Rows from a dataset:
________________________________________

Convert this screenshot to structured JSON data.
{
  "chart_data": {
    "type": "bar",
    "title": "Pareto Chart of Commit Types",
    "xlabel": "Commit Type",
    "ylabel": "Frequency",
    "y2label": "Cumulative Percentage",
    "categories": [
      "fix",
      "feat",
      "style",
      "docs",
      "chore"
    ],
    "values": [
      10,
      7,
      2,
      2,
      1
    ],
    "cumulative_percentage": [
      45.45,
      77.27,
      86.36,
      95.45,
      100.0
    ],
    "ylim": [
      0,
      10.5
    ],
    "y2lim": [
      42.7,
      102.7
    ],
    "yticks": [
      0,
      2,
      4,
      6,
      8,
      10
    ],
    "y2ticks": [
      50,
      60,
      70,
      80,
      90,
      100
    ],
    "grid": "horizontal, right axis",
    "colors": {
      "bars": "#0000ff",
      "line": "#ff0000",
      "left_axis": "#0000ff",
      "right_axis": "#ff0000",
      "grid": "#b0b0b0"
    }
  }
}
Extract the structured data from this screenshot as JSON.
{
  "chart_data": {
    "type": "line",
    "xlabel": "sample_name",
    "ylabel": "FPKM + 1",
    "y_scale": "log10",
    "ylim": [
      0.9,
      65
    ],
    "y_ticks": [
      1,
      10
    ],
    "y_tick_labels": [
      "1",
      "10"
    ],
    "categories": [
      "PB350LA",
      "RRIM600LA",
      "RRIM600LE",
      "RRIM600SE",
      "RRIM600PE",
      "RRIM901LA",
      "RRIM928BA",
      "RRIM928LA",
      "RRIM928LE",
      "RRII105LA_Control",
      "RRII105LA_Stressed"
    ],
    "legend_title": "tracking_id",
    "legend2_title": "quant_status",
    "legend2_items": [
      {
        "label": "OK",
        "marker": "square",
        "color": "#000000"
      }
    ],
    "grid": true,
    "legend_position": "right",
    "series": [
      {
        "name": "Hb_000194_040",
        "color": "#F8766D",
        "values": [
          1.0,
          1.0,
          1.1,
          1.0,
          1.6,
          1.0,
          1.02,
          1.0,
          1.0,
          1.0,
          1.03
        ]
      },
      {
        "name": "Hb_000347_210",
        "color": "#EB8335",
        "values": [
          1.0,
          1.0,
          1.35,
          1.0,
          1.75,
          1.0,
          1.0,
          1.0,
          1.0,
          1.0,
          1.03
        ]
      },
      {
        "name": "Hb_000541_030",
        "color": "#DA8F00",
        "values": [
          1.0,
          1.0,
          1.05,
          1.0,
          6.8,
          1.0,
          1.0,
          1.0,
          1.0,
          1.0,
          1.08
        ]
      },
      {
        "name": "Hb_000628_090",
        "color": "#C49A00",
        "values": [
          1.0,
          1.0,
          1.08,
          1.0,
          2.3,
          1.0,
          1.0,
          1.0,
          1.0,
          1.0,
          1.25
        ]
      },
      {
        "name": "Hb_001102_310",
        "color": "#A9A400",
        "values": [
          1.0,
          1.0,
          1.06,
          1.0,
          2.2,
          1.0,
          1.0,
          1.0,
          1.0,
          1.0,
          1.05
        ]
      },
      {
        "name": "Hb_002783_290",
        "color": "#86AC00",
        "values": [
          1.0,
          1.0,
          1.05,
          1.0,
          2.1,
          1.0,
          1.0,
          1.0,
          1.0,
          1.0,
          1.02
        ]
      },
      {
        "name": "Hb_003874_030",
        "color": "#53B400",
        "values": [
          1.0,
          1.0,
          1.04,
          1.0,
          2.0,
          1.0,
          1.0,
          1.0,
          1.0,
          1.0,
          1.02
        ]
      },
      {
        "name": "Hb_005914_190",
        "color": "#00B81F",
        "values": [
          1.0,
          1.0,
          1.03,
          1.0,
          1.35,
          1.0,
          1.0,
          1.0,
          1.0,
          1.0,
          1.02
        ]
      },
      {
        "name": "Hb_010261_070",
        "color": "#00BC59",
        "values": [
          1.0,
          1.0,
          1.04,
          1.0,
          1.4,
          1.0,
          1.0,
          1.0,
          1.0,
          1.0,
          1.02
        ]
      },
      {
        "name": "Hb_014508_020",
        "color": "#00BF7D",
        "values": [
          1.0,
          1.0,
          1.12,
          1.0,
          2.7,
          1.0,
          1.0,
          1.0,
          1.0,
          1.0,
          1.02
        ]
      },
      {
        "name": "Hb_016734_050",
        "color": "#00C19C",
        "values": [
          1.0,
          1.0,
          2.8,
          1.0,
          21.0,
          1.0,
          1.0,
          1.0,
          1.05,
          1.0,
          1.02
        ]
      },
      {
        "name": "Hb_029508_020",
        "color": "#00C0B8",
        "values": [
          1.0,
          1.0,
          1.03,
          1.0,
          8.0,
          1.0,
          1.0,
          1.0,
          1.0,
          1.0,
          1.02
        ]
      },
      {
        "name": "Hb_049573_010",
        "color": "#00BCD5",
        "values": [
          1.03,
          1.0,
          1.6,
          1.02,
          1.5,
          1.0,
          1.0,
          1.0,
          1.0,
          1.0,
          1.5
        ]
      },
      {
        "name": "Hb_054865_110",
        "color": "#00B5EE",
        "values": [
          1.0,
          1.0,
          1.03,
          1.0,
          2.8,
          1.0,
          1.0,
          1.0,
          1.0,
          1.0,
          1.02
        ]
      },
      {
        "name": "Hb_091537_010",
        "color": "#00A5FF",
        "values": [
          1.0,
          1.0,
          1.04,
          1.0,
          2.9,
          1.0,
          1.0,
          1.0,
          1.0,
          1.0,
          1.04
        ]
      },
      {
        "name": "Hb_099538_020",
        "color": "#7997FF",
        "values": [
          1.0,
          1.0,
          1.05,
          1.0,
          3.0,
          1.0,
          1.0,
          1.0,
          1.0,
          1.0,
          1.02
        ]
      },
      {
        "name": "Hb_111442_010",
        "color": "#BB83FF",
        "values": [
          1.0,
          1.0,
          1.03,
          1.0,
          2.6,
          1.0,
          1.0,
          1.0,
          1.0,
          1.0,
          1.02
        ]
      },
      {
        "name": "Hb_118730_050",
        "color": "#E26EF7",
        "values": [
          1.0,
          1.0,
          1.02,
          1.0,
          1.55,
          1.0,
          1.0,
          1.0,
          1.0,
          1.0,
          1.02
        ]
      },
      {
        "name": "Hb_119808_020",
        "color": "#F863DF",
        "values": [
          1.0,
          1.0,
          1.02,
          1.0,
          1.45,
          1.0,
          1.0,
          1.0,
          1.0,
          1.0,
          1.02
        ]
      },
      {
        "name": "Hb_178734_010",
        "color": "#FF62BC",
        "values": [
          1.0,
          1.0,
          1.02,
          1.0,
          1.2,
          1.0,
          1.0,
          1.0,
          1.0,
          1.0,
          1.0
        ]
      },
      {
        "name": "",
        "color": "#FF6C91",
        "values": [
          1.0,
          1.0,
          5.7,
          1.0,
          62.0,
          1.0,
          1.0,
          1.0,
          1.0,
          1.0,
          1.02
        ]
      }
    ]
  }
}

________________________________________

Do this - Extract every entry in the listing word for word.

Task answer -
Convert this screenshot to structured JSON data.
{
  "chart_data": {
    "type": "bar",
    "title": "Pareto Chart of Commit Types",
    "xlabel": "Commit Type",
    "ylabel": "Frequency",
    "y2label": "Cumulative Percentage",
    "categories": [
      "fix",
      "feat",
      "style",
      "docs",
      "chore"
    ],
    "values": [
      10,
      7,
      2,
      2,
      1
    ],
    "cumulative_percentage": [
      45.45,
      77.27,
      86.36,
      95.45,
      100.0
    ],
    "ylim": [
      0,
      10.5
    ],
    "y2lim": [
      42.7,
      102.7
    ],
    "yticks": [
      0,
      2,
      4,
      6,
      8,
      10
    ],
    "y2ticks": [
      50,
      60,
      70,
      80,
      90,
      100
    ],
    "grid": "horizontal, right axis",
    "colors": {
      "bars": "#0000ff",
      "line": "#ff0000",
      "left_axis": "#0000ff",
      "right_axis": "#ff0000",
      "grid": "#b0b0b0"
    }
  }
}
Extract the structured data from this screenshot as JSON.
{
  "chart_data": {
    "type": "line",
    "xlabel": "sample_name",
    "ylabel": "FPKM + 1",
    "y_scale": "log10",
    "ylim": [
      0.9,
      65
    ],
    "y_ticks": [
      1,
      10
    ],
    "y_tick_labels": [
      "1",
      "10"
    ],
    "categories": [
      "PB350LA",
      "RRIM600LA",
      "RRIM600LE",
      "RRIM600SE",
      "RRIM600PE",
      "RRIM901LA",
      "RRIM928BA",
      "RRIM928LA",
      "RRIM928LE",
      "RRII105LA_Control",
      "RRII105LA_Stressed"
    ],
    "legend_title": "tracking_id",
    "legend2_title": "quant_status",
    "legend2_items": [
      {
        "label": "OK",
        "marker": "square",
        "color": "#000000"
      }
    ],
    "grid": true,
    "legend_position": "right",
    "series": [
      {
        "name": "Hb_000194_040",
        "color": "#F8766D",
        "values": [
          1.0,
          1.0,
          1.1,
          1.0,
          1.6,
          1.0,
          1.02,
          1.0,
          1.0,
          1.0,
          1.03
        ]
      },
      {
        "name": "Hb_000347_210",
        "color": "#EB8335",
        "values": [
          1.0,
          1.0,
          1.35,
          1.0,
          1.75,
          1.0,
          1.0,
          1.0,
          1.0,
          1.0,
          1.03
        ]
      },
      {
        "name": "Hb_000541_030",
        "color": "#DA8F00",
        "values": [
          1.0,
          1.0,
          1.05,
          1.0,
          6.8,
          1.0,
          1.0,
          1.0,
          1.0,
          1.0,
          1.08
        ]
      },
      {
        "name": "Hb_000628_090",
        "color": "#C49A00",
        "values": [
          1.0,
          1.0,
          1.08,
          1.0,
          2.3,
          1.0,
          1.0,
          1.0,
          1.0,
          1.0,
          1.25
        ]
      },
      {
        "name": "Hb_001102_310",
        "color": "#A9A400",
        "values": [
          1.0,
          1.0,
          1.06,
          1.0,
          2.2,
          1.0,
          1.0,
          1.0,
          1.0,
          1.0,
          1.05
        ]
      },
      {
        "name": "Hb_002783_290",
        "color": "#86AC00",
        "values": [
          1.0,
          1.0,
          1.05,
          1.0,
          2.1,
          1.0,
          1.0,
          1.0,
          1.0,
          1.0,
          1.02
        ]
      },
      {
        "name": "Hb_003874_030",
        "color": "#53B400",
        "values": [
          1.0,
          1.0,
          1.04,
          1.0,
          2.0,
          1.0,
          1.0,
          1.0,
          1.0,
          1.0,
          1.02
        ]
      },
      {
        "name": "Hb_005914_190",
        "color": "#00B81F",
        "values": [
          1.0,
          1.0,
          1.03,
          1.0,
          1.35,
          1.0,
          1.0,
          1.0,
          1.0,
          1.0,
          1.02
        ]
      },
      {
        "name": "Hb_010261_070",
        "color": "#00BC59",
        "values": [
          1.0,
          1.0,
          1.04,
          1.0,
          1.4,
          1.0,
          1.0,
          1.0,
          1.0,
          1.0,
          1.02
        ]
      },
      {
        "name": "Hb_014508_020",
        "color": "#00BF7D",
        "values": [
          1.0,
          1.0,
          1.12,
          1.0,
          2.7,
          1.0,
          1.0,
          1.0,
          1.0,
          1.0,
          1.02
        ]
      },
      {
        "name": "Hb_016734_050",
        "color": "#00C19C",
        "values": [
          1.0,
          1.0,
          2.8,
          1.0,
          21.0,
          1.0,
          1.0,
          1.0,
          1.05,
          1.0,
          1.02
        ]
      },
      {
        "name": "Hb_029508_020",
        "color": "#00C0B8",
        "values": [
          1.0,
          1.0,
          1.03,
          1.0,
          8.0,
          1.0,
          1.0,
          1.0,
          1.0,
          1.0,
          1.02
        ]
      },
      {
        "name": "Hb_049573_010",
        "color": "#00BCD5",
        "values": [
          1.03,
          1.0,
          1.6,
          1.02,
          1.5,
          1.0,
          1.0,
          1.0,
          1.0,
          1.0,
          1.5
        ]
      },
      {
        "name": "Hb_054865_110",
        "color": "#00B5EE",
        "values": [
          1.0,
          1.0,
          1.03,
          1.0,
          2.8,
          1.0,
          1.0,
          1.0,
          1.0,
          1.0,
          1.02
        ]
      },
      {
        "name": "Hb_091537_010",
        "color": "#00A5FF",
        "values": [
          1.0,
          1.0,
          1.04,
          1.0,
          2.9,
          1.0,
          1.0,
          1.0,
          1.0,
          1.0,
          1.04
        ]
      },
      {
        "name": "Hb_099538_020",
        "color": "#7997FF",
        "values": [
          1.0,
          1.0,
          1.05,
          1.0,
          3.0,
          1.0,
          1.0,
          1.0,
          1.0,
          1.0,
          1.02
        ]
      },
      {
        "name": "Hb_111442_010",
        "color": "#BB83FF",
        "values": [
          1.0,
          1.0,
          1.03,
          1.0,
          2.6,
          1.0,
          1.0,
          1.0,
          1.0,
          1.0,
          1.02
        ]
      },
      {
        "name": "Hb_118730_050",
        "color": "#E26EF7",
        "values": [
          1.0,
          1.0,
          1.02,
          1.0,
          1.55,
          1.0,
          1.0,
          1.0,
          1.0,
          1.0,
          1.02
        ]
      },
      {
        "name": "Hb_119808_020",
        "color": "#F863DF",
        "values": [
          1.0,
          1.0,
          1.02,
          1.0,
          1.45,
          1.0,
          1.0,
          1.0,
          1.0,
          1.0,
          1.02
        ]
      },
      {
        "name": "Hb_178734_010",
        "color": "#FF62BC",
        "values": [
          1.0,
          1.0,
          1.02,
          1.0,
          1.2,
          1.0,
          1.0,
          1.0,
          1.0,
          1.0,
          1.0
        ]
      },
      {
        "name": "",
        "color": "#FF6C91",
        "values": [
          1.0,
          1.0,
          5.7,
          1.0,
          62.0,
          1.0,
          1.0,
          1.0,
          1.0,
          1.0,
          1.02
        ]
      }
    ]
  }
}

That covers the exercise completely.